What is needed »
Among the entries below, find how many lines carry the word "this" and state only that figure.

Records for processing »
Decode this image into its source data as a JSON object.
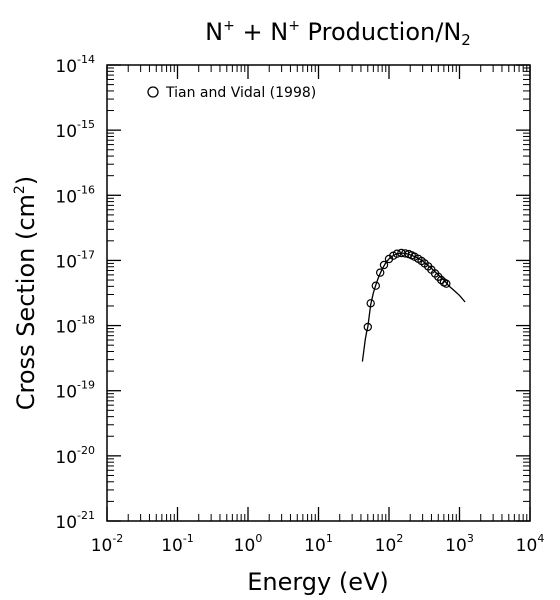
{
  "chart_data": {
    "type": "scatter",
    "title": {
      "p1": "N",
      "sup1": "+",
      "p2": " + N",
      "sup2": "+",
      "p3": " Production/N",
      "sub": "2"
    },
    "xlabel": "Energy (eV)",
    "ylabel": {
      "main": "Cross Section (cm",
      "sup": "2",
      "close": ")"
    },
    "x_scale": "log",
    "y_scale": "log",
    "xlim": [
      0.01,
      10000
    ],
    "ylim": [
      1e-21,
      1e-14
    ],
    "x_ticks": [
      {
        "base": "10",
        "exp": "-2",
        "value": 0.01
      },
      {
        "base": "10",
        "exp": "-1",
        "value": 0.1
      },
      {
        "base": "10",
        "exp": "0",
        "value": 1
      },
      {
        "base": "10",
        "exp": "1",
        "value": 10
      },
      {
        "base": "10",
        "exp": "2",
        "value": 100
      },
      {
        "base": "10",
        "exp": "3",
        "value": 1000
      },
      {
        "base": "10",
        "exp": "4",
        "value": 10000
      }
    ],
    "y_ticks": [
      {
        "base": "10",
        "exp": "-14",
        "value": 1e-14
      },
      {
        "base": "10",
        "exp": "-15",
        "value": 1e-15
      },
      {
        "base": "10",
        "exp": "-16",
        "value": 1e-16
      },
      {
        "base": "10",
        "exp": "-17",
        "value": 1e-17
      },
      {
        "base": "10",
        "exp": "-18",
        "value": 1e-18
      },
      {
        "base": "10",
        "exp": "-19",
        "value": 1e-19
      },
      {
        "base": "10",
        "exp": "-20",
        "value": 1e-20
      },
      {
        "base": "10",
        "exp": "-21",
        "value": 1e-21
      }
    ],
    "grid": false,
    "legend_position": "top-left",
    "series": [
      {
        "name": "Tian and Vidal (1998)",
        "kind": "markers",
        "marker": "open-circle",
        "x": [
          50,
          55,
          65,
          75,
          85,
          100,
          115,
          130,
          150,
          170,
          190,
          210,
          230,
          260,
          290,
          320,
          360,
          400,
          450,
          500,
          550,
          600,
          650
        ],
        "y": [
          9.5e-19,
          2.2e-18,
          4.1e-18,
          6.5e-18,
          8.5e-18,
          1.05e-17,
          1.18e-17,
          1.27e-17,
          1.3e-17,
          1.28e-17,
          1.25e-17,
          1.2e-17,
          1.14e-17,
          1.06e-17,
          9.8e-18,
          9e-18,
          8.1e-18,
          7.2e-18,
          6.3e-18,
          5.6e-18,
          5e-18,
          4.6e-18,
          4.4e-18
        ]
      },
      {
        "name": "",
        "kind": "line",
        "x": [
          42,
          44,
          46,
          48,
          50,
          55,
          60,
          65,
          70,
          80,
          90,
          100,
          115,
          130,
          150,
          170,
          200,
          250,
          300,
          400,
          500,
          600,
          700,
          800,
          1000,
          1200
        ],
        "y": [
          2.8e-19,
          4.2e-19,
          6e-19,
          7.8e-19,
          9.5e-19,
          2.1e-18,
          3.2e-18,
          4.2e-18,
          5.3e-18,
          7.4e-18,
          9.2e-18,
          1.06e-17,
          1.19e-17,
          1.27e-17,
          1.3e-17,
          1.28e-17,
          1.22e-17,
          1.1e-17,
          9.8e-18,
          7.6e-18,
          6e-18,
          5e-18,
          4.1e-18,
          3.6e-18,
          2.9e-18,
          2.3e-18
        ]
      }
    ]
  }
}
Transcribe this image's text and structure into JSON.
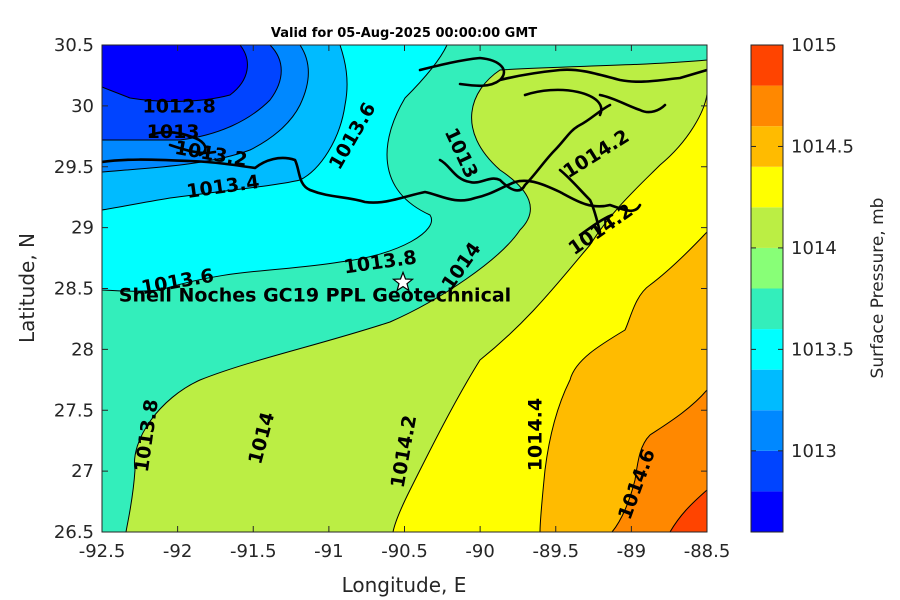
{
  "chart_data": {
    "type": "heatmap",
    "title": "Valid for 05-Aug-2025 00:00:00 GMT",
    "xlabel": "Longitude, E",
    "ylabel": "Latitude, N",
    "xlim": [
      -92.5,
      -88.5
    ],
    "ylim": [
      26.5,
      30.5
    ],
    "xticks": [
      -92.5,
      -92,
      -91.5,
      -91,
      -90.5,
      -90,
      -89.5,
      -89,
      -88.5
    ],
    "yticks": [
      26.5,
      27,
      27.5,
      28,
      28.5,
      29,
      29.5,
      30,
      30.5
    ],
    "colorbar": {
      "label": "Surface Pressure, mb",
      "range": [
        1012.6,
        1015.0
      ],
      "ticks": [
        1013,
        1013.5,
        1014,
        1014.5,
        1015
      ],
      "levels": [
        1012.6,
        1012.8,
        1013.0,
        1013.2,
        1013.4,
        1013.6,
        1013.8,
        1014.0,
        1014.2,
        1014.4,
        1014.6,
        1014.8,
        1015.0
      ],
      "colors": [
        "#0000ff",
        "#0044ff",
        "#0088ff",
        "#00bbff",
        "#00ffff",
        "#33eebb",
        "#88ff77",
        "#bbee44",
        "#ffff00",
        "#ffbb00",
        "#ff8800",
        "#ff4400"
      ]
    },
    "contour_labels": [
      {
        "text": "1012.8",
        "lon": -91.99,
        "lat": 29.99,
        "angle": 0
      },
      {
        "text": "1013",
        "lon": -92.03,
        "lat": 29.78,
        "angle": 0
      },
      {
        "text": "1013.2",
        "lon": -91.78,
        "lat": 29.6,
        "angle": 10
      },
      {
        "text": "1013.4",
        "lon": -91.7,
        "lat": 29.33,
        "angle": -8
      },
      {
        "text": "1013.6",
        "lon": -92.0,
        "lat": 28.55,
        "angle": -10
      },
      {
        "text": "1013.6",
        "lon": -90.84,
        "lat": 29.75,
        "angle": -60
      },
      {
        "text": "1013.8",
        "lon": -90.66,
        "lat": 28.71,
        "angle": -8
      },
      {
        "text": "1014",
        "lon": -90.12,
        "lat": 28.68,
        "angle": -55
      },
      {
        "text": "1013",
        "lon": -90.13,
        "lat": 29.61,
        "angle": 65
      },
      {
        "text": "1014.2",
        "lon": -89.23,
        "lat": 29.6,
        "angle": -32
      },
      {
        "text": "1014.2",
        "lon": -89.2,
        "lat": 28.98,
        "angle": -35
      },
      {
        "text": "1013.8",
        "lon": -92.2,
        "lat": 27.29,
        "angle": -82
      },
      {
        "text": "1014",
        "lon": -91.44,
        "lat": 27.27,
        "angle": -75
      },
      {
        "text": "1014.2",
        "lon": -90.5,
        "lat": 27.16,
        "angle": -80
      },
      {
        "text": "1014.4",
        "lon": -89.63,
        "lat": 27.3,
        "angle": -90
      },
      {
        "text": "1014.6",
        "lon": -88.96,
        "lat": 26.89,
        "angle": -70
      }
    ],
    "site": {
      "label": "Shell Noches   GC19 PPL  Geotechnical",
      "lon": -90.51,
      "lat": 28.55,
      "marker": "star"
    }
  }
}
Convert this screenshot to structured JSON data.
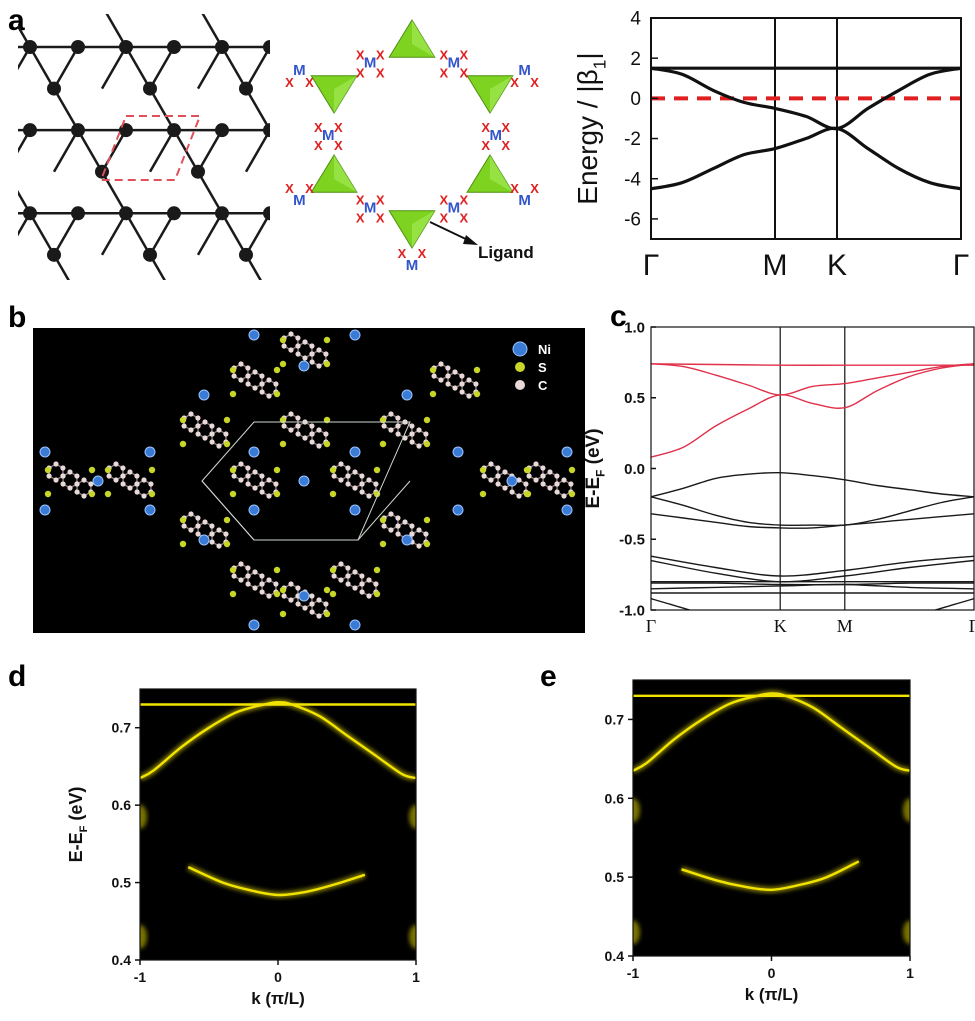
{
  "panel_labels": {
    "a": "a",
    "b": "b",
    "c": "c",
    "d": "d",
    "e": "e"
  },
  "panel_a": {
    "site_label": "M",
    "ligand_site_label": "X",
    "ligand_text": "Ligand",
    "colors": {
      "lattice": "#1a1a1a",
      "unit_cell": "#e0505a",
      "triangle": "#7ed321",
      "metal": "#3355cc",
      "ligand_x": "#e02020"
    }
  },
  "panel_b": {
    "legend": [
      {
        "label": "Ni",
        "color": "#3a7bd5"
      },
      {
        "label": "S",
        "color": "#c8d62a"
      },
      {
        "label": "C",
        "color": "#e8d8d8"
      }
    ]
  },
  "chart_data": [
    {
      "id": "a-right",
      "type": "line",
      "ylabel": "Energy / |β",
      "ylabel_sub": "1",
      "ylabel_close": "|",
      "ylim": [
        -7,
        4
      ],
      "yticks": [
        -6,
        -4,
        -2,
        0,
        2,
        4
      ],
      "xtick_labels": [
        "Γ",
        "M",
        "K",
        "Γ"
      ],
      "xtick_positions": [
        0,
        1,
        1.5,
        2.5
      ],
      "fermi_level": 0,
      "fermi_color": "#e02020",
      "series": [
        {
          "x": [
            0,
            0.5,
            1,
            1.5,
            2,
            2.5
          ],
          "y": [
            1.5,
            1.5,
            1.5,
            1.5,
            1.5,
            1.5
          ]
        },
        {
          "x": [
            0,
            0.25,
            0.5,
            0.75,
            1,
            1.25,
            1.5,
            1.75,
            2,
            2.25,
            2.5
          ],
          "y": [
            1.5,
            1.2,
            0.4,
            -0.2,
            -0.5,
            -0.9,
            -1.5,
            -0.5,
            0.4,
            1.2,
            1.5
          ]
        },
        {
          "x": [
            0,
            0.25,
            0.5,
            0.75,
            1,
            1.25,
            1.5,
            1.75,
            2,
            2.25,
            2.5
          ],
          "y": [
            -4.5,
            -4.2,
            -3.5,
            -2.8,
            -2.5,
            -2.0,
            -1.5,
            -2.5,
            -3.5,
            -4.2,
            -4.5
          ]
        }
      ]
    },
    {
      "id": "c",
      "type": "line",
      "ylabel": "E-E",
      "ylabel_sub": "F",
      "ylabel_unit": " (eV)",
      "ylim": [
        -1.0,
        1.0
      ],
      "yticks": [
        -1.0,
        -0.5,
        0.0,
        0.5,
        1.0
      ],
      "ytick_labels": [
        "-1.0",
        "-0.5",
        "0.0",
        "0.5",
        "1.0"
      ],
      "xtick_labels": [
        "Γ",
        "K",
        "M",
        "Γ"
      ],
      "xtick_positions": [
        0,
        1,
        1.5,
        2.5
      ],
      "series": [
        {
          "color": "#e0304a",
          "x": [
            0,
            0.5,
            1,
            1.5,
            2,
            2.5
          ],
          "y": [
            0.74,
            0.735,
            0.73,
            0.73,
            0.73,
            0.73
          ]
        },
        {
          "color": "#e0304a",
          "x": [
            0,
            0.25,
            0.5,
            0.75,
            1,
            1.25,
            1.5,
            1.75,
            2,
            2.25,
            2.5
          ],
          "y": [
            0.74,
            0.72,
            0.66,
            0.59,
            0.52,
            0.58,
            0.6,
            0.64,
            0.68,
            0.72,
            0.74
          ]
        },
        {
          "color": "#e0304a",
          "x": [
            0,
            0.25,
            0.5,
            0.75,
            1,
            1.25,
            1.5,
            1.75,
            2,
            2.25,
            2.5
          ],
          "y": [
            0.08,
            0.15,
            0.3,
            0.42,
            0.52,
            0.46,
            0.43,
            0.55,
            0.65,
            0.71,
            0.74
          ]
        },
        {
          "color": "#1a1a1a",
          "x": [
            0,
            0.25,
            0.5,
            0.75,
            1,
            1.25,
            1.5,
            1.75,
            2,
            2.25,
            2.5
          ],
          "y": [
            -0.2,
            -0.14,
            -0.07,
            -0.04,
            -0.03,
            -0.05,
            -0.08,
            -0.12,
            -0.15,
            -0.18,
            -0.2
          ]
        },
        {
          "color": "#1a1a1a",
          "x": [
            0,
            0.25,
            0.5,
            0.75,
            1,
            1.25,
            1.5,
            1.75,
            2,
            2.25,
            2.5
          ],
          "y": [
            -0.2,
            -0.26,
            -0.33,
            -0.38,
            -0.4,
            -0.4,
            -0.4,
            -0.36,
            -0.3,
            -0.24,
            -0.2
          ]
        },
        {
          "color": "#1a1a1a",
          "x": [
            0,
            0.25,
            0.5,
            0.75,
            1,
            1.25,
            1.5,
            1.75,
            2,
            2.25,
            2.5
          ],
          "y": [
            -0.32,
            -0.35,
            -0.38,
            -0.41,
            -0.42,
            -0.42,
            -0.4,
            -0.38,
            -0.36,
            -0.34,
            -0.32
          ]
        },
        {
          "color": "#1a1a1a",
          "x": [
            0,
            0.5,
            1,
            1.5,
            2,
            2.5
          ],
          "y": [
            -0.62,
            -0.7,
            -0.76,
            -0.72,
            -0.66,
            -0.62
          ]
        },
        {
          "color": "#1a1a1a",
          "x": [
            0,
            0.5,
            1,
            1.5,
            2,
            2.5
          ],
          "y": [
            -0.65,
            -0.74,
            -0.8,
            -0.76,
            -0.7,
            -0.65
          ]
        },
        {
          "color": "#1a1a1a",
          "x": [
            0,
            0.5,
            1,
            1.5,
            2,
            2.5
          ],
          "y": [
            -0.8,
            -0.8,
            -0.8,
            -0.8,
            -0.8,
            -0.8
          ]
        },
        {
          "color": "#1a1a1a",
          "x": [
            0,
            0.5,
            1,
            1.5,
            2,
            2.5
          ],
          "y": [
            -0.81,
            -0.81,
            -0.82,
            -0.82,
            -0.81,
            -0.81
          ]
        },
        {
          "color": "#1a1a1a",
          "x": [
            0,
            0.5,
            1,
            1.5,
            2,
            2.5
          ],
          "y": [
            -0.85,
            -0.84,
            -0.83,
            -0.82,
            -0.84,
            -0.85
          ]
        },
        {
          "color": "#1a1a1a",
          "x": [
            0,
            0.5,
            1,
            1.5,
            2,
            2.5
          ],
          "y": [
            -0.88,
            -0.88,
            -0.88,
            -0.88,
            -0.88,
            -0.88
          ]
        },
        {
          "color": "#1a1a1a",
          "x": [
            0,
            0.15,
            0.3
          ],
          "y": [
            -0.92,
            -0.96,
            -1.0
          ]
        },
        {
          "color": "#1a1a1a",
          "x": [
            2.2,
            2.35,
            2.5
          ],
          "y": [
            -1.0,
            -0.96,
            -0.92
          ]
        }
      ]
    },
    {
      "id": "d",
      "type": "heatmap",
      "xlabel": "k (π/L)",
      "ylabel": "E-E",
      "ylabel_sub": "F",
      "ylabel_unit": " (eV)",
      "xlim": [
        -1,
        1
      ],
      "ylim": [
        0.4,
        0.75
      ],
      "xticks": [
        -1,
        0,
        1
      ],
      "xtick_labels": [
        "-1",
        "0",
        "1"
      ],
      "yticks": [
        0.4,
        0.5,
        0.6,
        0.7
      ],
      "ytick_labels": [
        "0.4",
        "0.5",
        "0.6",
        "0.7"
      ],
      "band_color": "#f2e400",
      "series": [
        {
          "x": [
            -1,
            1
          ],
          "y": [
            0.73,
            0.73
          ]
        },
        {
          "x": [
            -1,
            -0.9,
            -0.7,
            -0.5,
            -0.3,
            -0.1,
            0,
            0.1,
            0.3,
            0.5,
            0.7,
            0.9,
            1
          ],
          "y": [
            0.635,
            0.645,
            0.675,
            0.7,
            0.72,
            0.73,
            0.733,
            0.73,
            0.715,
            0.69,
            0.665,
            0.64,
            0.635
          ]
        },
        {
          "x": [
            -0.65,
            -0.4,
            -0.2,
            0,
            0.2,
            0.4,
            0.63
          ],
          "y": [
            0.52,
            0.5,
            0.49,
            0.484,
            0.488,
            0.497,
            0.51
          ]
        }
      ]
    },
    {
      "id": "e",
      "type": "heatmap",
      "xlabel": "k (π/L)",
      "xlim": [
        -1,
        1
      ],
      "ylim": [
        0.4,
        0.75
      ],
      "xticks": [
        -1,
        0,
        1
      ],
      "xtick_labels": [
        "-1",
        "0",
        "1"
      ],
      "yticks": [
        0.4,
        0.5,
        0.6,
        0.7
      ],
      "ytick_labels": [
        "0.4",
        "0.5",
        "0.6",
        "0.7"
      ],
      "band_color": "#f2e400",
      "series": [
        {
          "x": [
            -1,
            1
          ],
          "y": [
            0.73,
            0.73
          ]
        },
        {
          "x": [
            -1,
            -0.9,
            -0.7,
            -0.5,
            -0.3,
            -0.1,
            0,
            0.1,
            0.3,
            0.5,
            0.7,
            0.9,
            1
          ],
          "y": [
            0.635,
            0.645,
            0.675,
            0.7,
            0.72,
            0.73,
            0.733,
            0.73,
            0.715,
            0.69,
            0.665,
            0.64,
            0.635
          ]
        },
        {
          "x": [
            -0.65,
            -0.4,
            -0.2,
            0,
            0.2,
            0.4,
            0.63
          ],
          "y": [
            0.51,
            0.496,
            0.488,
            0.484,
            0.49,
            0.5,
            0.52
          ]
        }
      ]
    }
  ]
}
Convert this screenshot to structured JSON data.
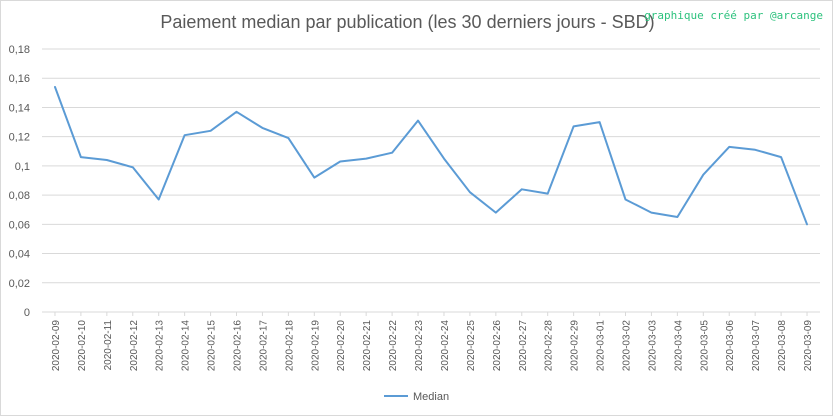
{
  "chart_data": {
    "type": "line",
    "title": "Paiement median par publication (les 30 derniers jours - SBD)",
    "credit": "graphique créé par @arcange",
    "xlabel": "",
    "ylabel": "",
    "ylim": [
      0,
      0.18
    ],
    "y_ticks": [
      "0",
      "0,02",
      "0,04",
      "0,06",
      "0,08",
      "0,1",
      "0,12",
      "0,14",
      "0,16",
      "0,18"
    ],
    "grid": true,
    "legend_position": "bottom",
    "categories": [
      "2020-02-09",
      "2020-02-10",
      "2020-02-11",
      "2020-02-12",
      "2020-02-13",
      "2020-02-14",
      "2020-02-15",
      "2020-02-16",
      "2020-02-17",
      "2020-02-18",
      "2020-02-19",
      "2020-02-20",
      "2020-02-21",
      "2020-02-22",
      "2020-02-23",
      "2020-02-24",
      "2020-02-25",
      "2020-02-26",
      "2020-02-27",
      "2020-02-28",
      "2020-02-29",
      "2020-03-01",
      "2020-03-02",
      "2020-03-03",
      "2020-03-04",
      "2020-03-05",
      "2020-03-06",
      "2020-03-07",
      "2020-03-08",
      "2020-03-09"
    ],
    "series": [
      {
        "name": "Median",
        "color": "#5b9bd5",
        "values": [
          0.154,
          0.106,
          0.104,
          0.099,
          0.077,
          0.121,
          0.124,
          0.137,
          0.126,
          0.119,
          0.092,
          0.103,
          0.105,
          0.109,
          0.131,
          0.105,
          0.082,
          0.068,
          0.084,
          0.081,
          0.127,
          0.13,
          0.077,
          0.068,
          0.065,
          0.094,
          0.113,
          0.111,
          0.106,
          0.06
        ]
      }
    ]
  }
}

Right answer »
4